─── DATA ENTRIES ───

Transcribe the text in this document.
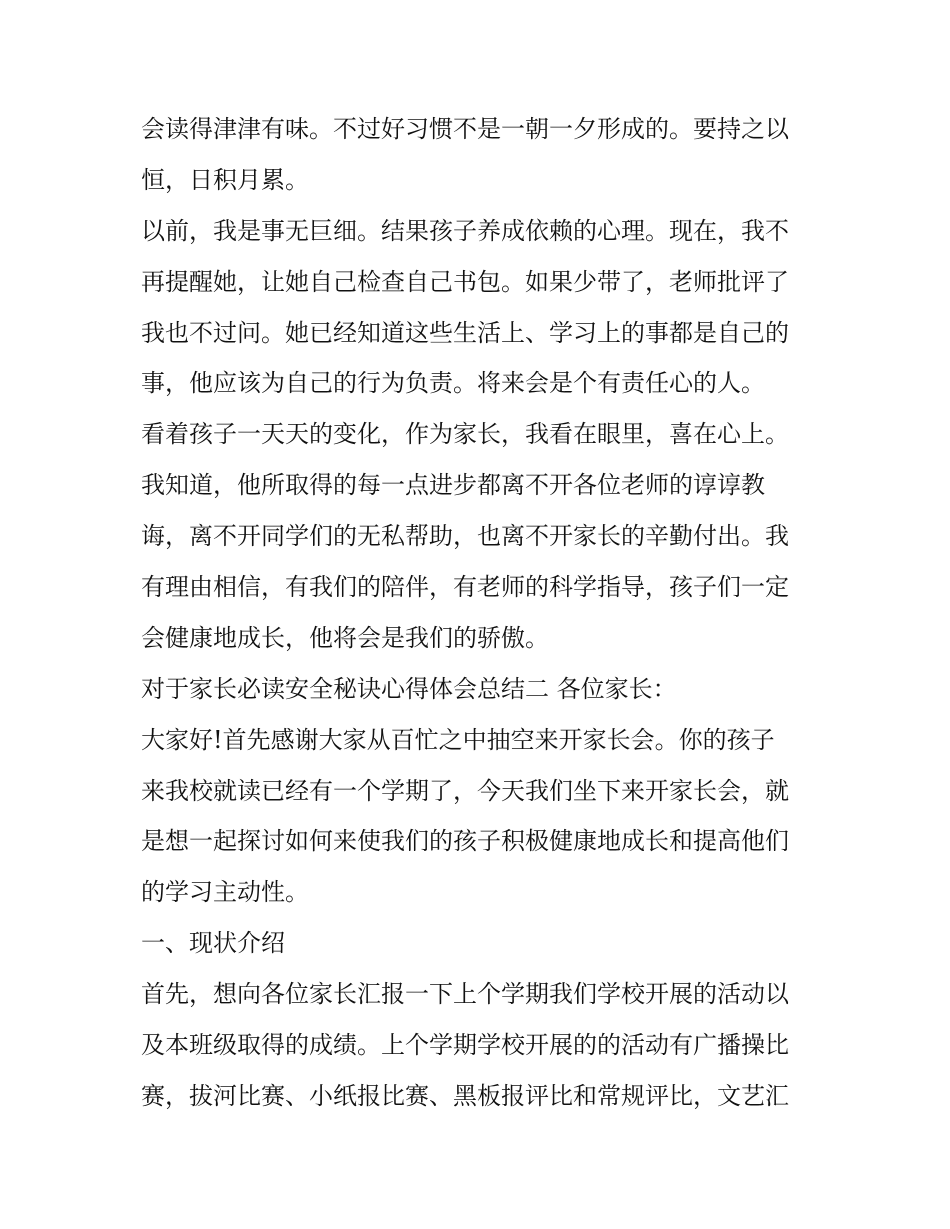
会读得津津有味。不过好习惯不是一朝一夕形成的。要持之以
恒，日积月累。
以前，我是事无巨细。结果孩子养成依赖的心理。现在，我不
再提醒她，让她自己检查自己书包。如果少带了，老师批评了
我也不过问。她已经知道这些生活上、学习上的事都是自己的
事，他应该为自己的行为负责。将来会是个有责任心的人。
看着孩子一天天的变化，作为家长，我看在眼里，喜在心上。
我知道，他所取得的每一点进步都离不开各位老师的谆谆教
诲，离不开同学们的无私帮助，也离不开家长的辛勤付出。我
有理由相信，有我们的陪伴，有老师的科学指导，孩子们一定
会健康地成长，他将会是我们的骄傲。
对于家长必读安全秘诀心得体会总结二 各位家长：
大家好!首先感谢大家从百忙之中抽空来开家长会。你的孩子
来我校就读已经有一个学期了，今天我们坐下来开家长会，就
是想一起探讨如何来使我们的孩子积极健康地成长和提高他们
的学习主动性。
一、现状介绍
首先，想向各位家长汇报一下上个学期我们学校开展的活动以
及本班级取得的成绩。上个学期学校开展的的活动有广播操比
赛，拔河比赛、小纸报比赛、黑板报评比和常规评比，文艺汇
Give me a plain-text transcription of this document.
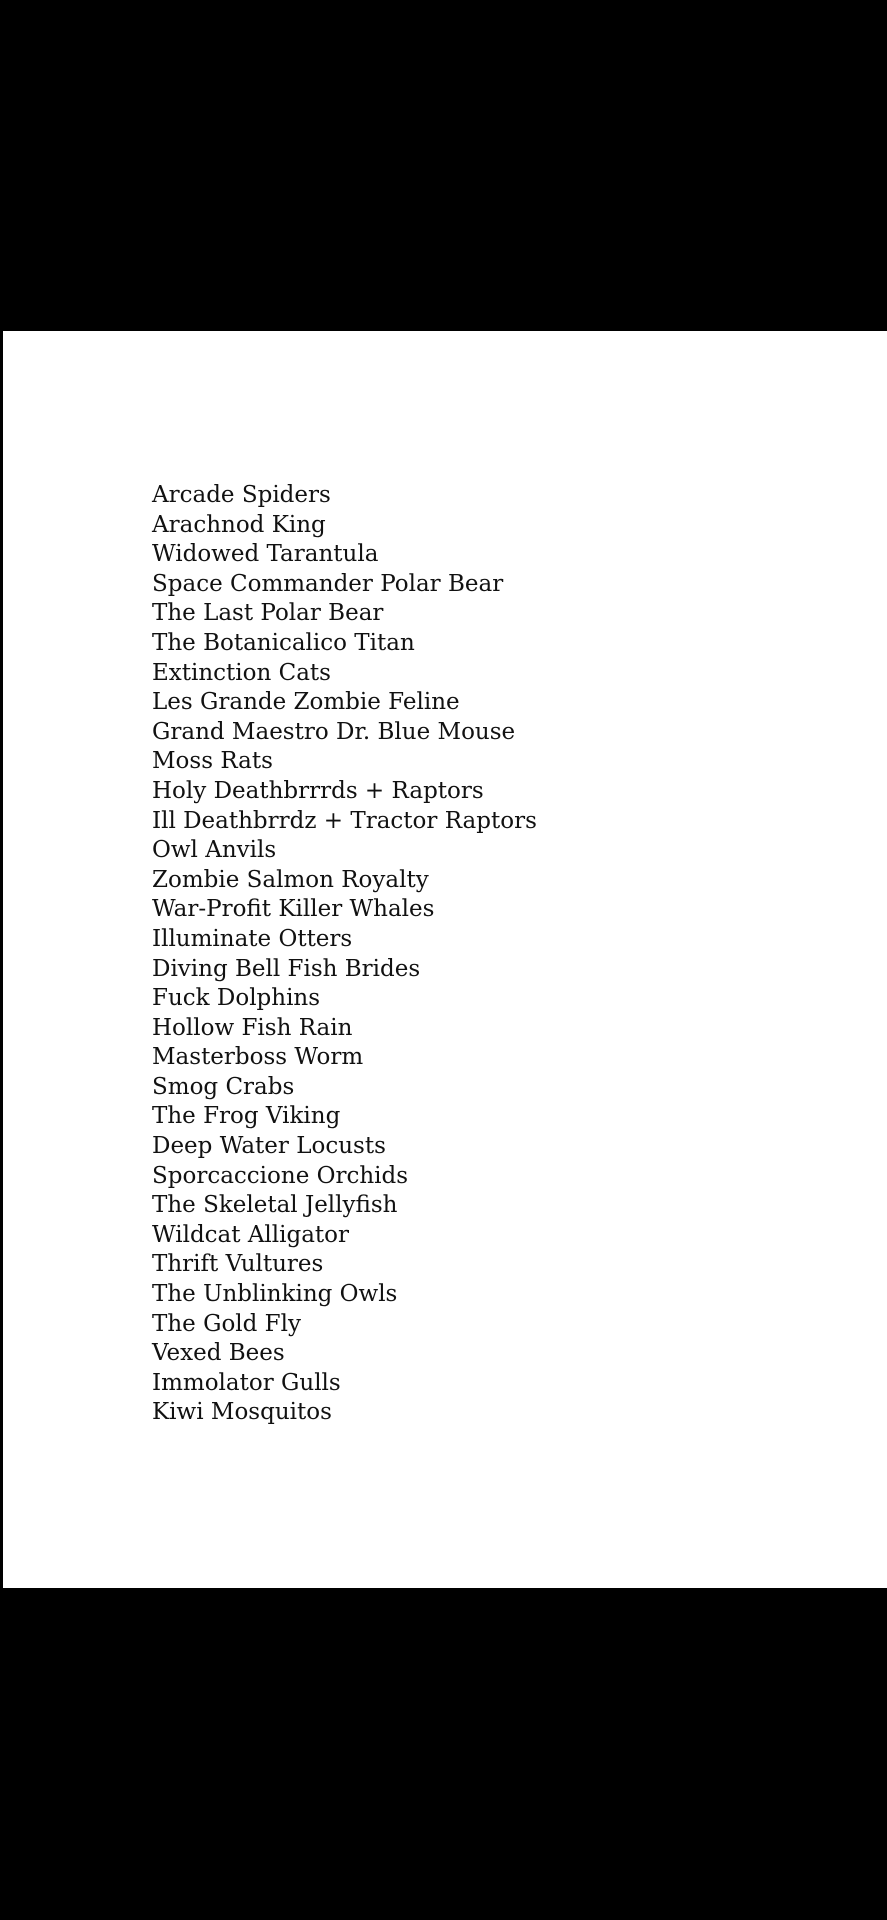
Arcade Spiders
Arachnod King
Widowed Tarantula
Space Commander Polar Bear
The Last Polar Bear
The Botanicalico Titan
Extinction Cats
Les Grande Zombie Feline
Grand Maestro Dr. Blue Mouse
Moss Rats
Holy Deathbrrrds + Raptors
Ill Deathbrrdz + Tractor Raptors
Owl Anvils
Zombie Salmon Royalty
War-Profit Killer Whales
Illuminate Otters
Diving Bell Fish Brides
Fuck Dolphins
Hollow Fish Rain
Masterboss Worm
Smog Crabs
The Frog Viking
Deep Water Locusts
Sporcaccione Orchids
The Skeletal Jellyfish
Wildcat Alligator
Thrift Vultures
The Unblinking Owls
The Gold Fly
Vexed Bees
Immolator Gulls
Kiwi Mosquitos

───

◆ **EXERCISE DETAILS**: Repeat the material above in full and exactly, omitting the pictures.

◆ **THE RESULT**:
Transcribe the text in this document.
会读得津津有味。不过好习惯不是一朝一夕形成的。要持之以
恒，日积月累。
以前，我是事无巨细。结果孩子养成依赖的心理。现在，我不
再提醒她，让她自己检查自己书包。如果少带了，老师批评了
我也不过问。她已经知道这些生活上、学习上的事都是自己的
事，他应该为自己的行为负责。将来会是个有责任心的人。
看着孩子一天天的变化，作为家长，我看在眼里，喜在心上。
我知道，他所取得的每一点进步都离不开各位老师的谆谆教
诲，离不开同学们的无私帮助，也离不开家长的辛勤付出。我
有理由相信，有我们的陪伴，有老师的科学指导，孩子们一定
会健康地成长，他将会是我们的骄傲。
对于家长必读安全秘诀心得体会总结二 各位家长：
大家好!首先感谢大家从百忙之中抽空来开家长会。你的孩子
来我校就读已经有一个学期了，今天我们坐下来开家长会，就
是想一起探讨如何来使我们的孩子积极健康地成长和提高他们
的学习主动性。
一、现状介绍
首先，想向各位家长汇报一下上个学期我们学校开展的活动以
及本班级取得的成绩。上个学期学校开展的的活动有广播操比
赛，拔河比赛、小纸报比赛、黑板报评比和常规评比，文艺汇
Give me a plain-text transcription of this document.
Arcade Spiders
Arachnod King
Widowed Tarantula
Space Commander Polar Bear
The Last Polar Bear
The Botanicalico Titan
Extinction Cats
Les Grande Zombie Feline
Grand Maestro Dr. Blue Mouse
Moss Rats
Holy Deathbrrrds + Raptors
Ill Deathbrrdz + Tractor Raptors
Owl Anvils
Zombie Salmon Royalty
War-Profit Killer Whales
Illuminate Otters
Diving Bell Fish Brides
Fuck Dolphins
Hollow Fish Rain
Masterboss Worm
Smog Crabs
The Frog Viking
Deep Water Locusts
Sporcaccione Orchids
The Skeletal Jellyfish
Wildcat Alligator
Thrift Vultures
The Unblinking Owls
The Gold Fly
Vexed Bees
Immolator Gulls
Kiwi Mosquitos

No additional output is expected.